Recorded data
= = = =

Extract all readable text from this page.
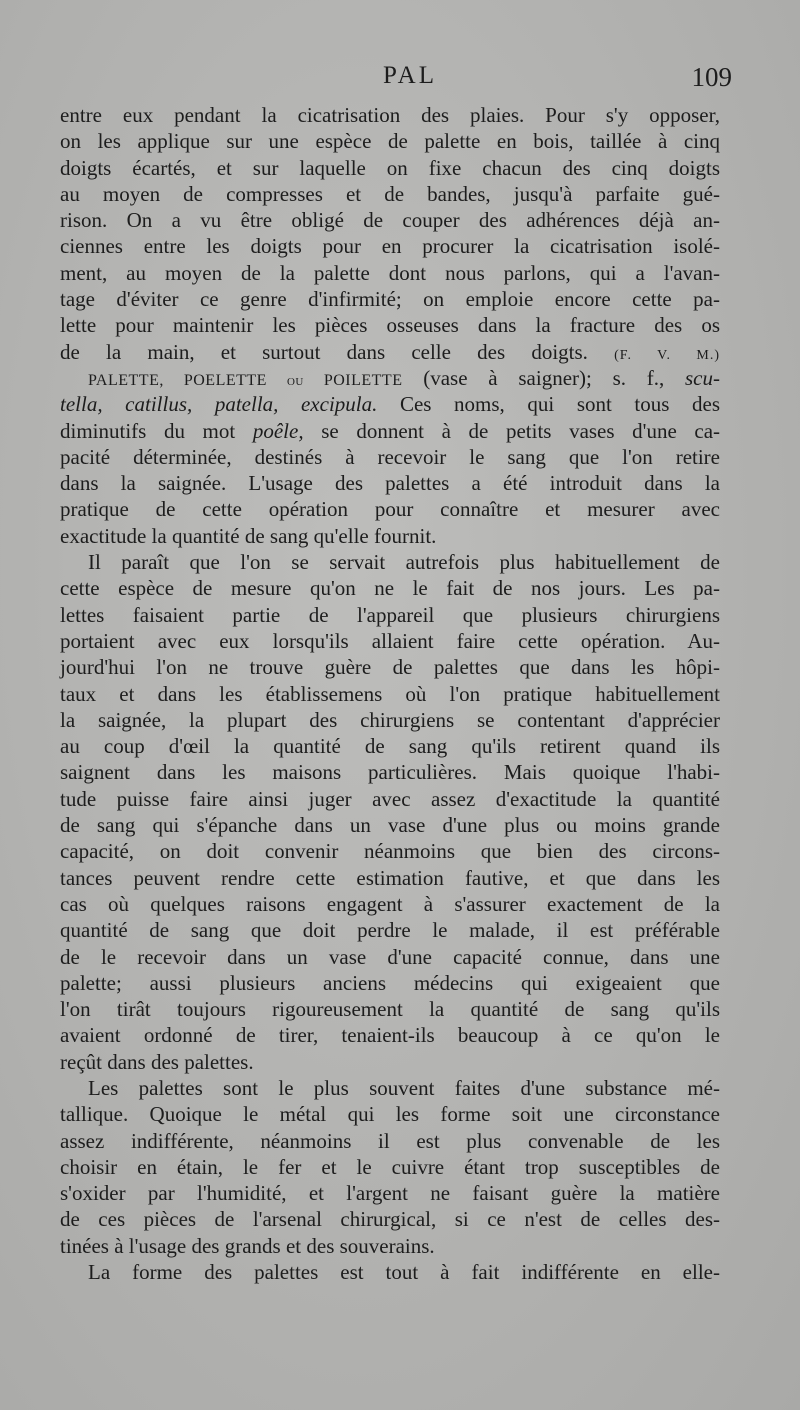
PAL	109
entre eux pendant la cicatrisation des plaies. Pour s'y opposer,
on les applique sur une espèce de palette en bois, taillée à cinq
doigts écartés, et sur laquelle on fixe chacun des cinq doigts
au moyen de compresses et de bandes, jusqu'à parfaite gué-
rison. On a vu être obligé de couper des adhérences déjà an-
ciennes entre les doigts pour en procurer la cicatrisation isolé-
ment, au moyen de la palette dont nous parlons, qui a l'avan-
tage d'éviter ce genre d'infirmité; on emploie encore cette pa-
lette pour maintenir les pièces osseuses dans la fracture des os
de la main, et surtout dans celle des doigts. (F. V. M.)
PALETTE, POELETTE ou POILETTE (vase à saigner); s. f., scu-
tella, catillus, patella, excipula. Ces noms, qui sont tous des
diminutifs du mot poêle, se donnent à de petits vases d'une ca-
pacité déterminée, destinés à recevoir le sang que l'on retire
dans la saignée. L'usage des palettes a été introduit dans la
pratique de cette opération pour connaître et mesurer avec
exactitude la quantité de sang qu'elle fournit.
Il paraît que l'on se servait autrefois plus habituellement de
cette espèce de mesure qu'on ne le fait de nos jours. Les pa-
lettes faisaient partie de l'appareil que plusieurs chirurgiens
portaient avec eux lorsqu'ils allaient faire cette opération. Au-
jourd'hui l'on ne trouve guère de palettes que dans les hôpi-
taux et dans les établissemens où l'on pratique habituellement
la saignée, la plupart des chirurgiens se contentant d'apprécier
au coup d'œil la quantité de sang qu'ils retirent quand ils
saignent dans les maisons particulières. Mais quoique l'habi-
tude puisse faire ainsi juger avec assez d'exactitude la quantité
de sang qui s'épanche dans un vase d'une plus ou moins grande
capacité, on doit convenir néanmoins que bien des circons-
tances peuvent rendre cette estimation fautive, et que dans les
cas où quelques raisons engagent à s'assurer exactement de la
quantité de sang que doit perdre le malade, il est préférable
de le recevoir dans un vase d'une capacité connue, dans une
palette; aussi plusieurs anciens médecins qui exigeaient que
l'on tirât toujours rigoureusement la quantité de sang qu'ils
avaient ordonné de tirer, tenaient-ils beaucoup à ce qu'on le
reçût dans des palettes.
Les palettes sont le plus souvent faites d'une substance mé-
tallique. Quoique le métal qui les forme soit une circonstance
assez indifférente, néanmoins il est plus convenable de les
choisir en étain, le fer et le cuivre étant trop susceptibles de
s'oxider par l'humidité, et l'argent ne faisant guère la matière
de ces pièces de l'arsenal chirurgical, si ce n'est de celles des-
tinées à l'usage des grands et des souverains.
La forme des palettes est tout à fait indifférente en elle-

= = = =

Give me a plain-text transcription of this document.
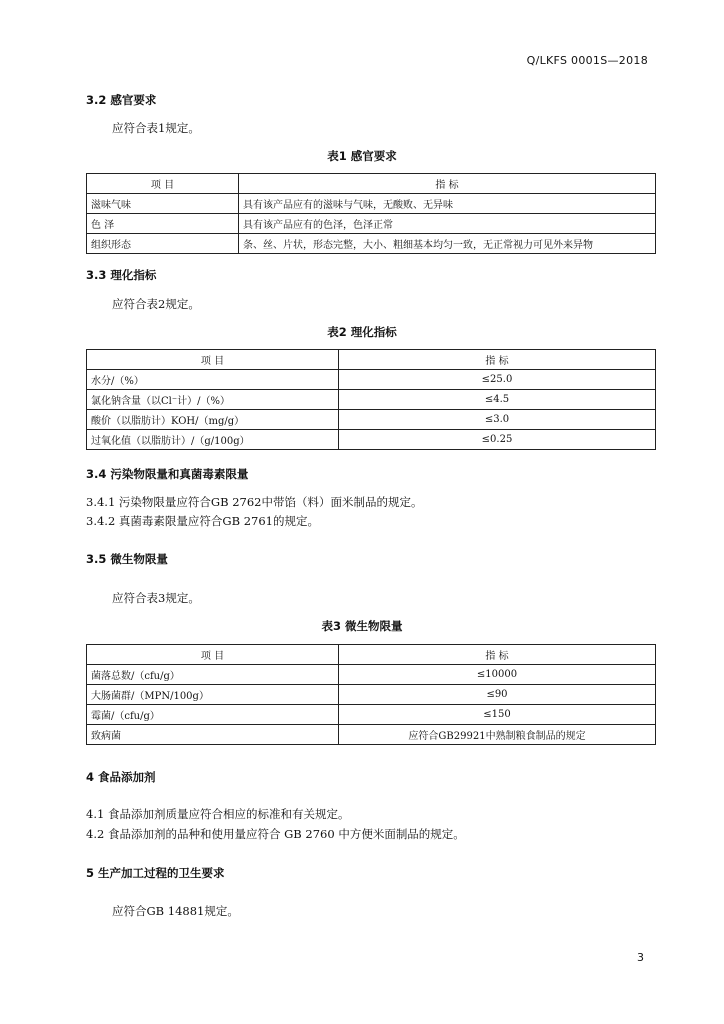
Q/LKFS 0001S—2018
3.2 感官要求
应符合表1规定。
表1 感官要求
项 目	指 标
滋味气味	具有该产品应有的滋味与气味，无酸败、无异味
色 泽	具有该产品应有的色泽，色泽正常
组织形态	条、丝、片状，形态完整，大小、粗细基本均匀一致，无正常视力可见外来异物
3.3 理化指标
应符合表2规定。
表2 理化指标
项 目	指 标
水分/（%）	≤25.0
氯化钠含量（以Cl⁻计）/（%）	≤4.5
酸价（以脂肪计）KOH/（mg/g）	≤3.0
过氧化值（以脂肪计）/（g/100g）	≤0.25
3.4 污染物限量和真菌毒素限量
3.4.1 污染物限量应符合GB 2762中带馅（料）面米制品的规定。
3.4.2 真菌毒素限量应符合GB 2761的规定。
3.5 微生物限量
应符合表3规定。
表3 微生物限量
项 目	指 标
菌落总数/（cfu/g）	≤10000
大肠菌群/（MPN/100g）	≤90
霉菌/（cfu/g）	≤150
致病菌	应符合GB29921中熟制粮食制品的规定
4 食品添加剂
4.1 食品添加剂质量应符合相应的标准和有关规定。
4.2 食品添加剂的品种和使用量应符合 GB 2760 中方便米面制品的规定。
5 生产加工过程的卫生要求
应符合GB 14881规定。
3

= = = =

SHORT TASK -> State, as a number only, how many lines in the entries include "forme".

FINISHED ANSWER -> 2